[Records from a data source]
START
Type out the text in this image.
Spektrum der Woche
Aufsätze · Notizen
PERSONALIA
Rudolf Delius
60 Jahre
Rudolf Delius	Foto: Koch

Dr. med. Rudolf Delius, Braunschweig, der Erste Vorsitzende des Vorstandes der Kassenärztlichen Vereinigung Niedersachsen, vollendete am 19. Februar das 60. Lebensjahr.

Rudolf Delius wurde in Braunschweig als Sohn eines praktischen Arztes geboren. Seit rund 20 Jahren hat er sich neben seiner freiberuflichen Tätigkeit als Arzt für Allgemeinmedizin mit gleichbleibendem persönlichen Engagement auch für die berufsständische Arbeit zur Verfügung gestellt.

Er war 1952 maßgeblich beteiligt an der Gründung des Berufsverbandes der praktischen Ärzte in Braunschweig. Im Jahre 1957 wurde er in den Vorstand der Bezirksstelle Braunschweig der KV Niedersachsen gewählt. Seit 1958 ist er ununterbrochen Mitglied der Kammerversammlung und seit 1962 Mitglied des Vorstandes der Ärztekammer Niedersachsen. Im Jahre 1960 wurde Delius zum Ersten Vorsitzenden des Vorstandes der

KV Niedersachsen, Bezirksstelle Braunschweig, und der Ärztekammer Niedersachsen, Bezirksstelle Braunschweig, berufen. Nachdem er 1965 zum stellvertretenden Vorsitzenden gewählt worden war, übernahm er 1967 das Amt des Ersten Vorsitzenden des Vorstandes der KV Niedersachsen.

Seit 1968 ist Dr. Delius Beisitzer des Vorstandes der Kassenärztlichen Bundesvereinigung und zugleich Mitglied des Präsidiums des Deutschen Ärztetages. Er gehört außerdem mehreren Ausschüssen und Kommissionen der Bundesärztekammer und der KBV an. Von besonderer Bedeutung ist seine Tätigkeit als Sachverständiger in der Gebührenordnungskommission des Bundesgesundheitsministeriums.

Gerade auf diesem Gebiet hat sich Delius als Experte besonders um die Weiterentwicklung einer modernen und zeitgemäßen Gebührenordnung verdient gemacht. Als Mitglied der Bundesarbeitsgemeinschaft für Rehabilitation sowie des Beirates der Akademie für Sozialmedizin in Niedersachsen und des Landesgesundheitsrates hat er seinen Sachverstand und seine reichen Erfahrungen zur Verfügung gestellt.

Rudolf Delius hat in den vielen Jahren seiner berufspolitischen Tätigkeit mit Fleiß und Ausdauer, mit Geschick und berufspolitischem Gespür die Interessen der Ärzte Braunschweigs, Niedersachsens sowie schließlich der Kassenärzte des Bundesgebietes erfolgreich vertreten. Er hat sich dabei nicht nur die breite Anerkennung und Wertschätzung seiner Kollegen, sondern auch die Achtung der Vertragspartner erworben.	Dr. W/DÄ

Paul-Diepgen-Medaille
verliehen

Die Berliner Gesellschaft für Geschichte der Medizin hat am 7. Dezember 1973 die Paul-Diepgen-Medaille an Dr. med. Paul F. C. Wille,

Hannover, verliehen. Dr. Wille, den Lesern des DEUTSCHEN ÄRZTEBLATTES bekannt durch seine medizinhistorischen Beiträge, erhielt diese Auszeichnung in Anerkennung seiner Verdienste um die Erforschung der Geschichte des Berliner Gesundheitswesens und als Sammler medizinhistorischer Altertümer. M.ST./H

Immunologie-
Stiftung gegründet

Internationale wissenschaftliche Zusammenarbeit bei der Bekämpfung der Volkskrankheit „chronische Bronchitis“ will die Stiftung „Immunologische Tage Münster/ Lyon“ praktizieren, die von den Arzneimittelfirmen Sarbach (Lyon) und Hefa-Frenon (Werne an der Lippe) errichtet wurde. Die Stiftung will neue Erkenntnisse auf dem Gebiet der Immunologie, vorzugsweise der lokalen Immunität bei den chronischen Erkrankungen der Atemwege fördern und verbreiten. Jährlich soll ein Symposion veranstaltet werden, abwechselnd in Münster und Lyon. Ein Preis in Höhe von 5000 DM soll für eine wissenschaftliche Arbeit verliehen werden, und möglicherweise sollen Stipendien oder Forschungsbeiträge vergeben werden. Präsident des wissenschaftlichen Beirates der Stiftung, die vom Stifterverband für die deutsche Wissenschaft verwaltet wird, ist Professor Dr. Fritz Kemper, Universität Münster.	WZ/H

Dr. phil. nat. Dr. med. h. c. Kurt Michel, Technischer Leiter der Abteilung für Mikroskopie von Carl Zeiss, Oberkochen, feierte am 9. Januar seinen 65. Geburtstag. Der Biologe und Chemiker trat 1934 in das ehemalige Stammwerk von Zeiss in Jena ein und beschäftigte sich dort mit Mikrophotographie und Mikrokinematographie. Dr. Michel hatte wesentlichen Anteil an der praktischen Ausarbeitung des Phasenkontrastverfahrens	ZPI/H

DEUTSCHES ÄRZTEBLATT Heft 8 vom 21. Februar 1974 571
END
◆ Requirements: Output the listing above exactly as it appears.

◆ Final result:
Type out the text in this image.
Spektrum der Woche
Aufsätze · Notizen
PERSONALIA
Rudolf Delius
60 Jahre
Rudolf Delius	Foto: Koch

Dr. med. Rudolf Delius, Braunschweig, der Erste Vorsitzende des Vorstandes der Kassenärztlichen Vereinigung Niedersachsen, vollendete am 19. Februar das 60. Lebensjahr.

Rudolf Delius wurde in Braunschweig als Sohn eines praktischen Arztes geboren. Seit rund 20 Jahren hat er sich neben seiner freiberuflichen Tätigkeit als Arzt für Allgemeinmedizin mit gleichbleibendem persönlichen Engagement auch für die berufsständische Arbeit zur Verfügung gestellt.

Er war 1952 maßgeblich beteiligt an der Gründung des Berufsverbandes der praktischen Ärzte in Braunschweig. Im Jahre 1957 wurde er in den Vorstand der Bezirksstelle Braunschweig der KV Niedersachsen gewählt. Seit 1958 ist er ununterbrochen Mitglied der Kammerversammlung und seit 1962 Mitglied des Vorstandes der Ärztekammer Niedersachsen. Im Jahre 1960 wurde Delius zum Ersten Vorsitzenden des Vorstandes der

KV Niedersachsen, Bezirksstelle Braunschweig, und der Ärztekammer Niedersachsen, Bezirksstelle Braunschweig, berufen. Nachdem er 1965 zum stellvertretenden Vorsitzenden gewählt worden war, übernahm er 1967 das Amt des Ersten Vorsitzenden des Vorstandes der KV Niedersachsen.

Seit 1968 ist Dr. Delius Beisitzer des Vorstandes der Kassenärztlichen Bundesvereinigung und zugleich Mitglied des Präsidiums des Deutschen Ärztetages. Er gehört außerdem mehreren Ausschüssen und Kommissionen der Bundesärztekammer und der KBV an. Von besonderer Bedeutung ist seine Tätigkeit als Sachverständiger in der Gebührenordnungskommission des Bundesgesundheitsministeriums.

Gerade auf diesem Gebiet hat sich Delius als Experte besonders um die Weiterentwicklung einer modernen und zeitgemäßen Gebührenordnung verdient gemacht. Als Mitglied der Bundesarbeitsgemeinschaft für Rehabilitation sowie des Beirates der Akademie für Sozialmedizin in Niedersachsen und des Landesgesundheitsrates hat er seinen Sachverstand und seine reichen Erfahrungen zur Verfügung gestellt.

Rudolf Delius hat in den vielen Jahren seiner berufspolitischen Tätigkeit mit Fleiß und Ausdauer, mit Geschick und berufspolitischem Gespür die Interessen der Ärzte Braunschweigs, Niedersachsens sowie schließlich der Kassenärzte des Bundesgebietes erfolgreich vertreten. Er hat sich dabei nicht nur die breite Anerkennung und Wertschätzung seiner Kollegen, sondern auch die Achtung der Vertragspartner erworben.	Dr. W/DÄ

Paul-Diepgen-Medaille
verliehen

Die Berliner Gesellschaft für Geschichte der Medizin hat am 7. Dezember 1973 die Paul-Diepgen-Medaille an Dr. med. Paul F. C. Wille,

Hannover, verliehen. Dr. Wille, den Lesern des DEUTSCHEN ÄRZTEBLATTES bekannt durch seine medizinhistorischen Beiträge, erhielt diese Auszeichnung in Anerkennung seiner Verdienste um die Erforschung der Geschichte des Berliner Gesundheitswesens und als Sammler medizinhistorischer Altertümer. M.ST./H

Immunologie-
Stiftung gegründet

Internationale wissenschaftliche Zusammenarbeit bei der Bekämpfung der Volkskrankheit „chronische Bronchitis“ will die Stiftung „Immunologische Tage Münster/ Lyon“ praktizieren, die von den Arzneimittelfirmen Sarbach (Lyon) und Hefa-Frenon (Werne an der Lippe) errichtet wurde. Die Stiftung will neue Erkenntnisse auf dem Gebiet der Immunologie, vorzugsweise der lokalen Immunität bei den chronischen Erkrankungen der Atemwege fördern und verbreiten. Jährlich soll ein Symposion veranstaltet werden, abwechselnd in Münster und Lyon. Ein Preis in Höhe von 5000 DM soll für eine wissenschaftliche Arbeit verliehen werden, und möglicherweise sollen Stipendien oder Forschungsbeiträge vergeben werden. Präsident des wissenschaftlichen Beirates der Stiftung, die vom Stifterverband für die deutsche Wissenschaft verwaltet wird, ist Professor Dr. Fritz Kemper, Universität Münster.	WZ/H

Dr. phil. nat. Dr. med. h. c. Kurt Michel, Technischer Leiter der Abteilung für Mikroskopie von Carl Zeiss, Oberkochen, feierte am 9. Januar seinen 65. Geburtstag. Der Biologe und Chemiker trat 1934 in das ehemalige Stammwerk von Zeiss in Jena ein und beschäftigte sich dort mit Mikrophotographie und Mikrokinematographie. Dr. Michel hatte wesentlichen Anteil an der praktischen Ausarbeitung des Phasenkontrastverfahrens	ZPI/H

DEUTSCHES ÄRZTEBLATT Heft 8 vom 21. Februar 1974 571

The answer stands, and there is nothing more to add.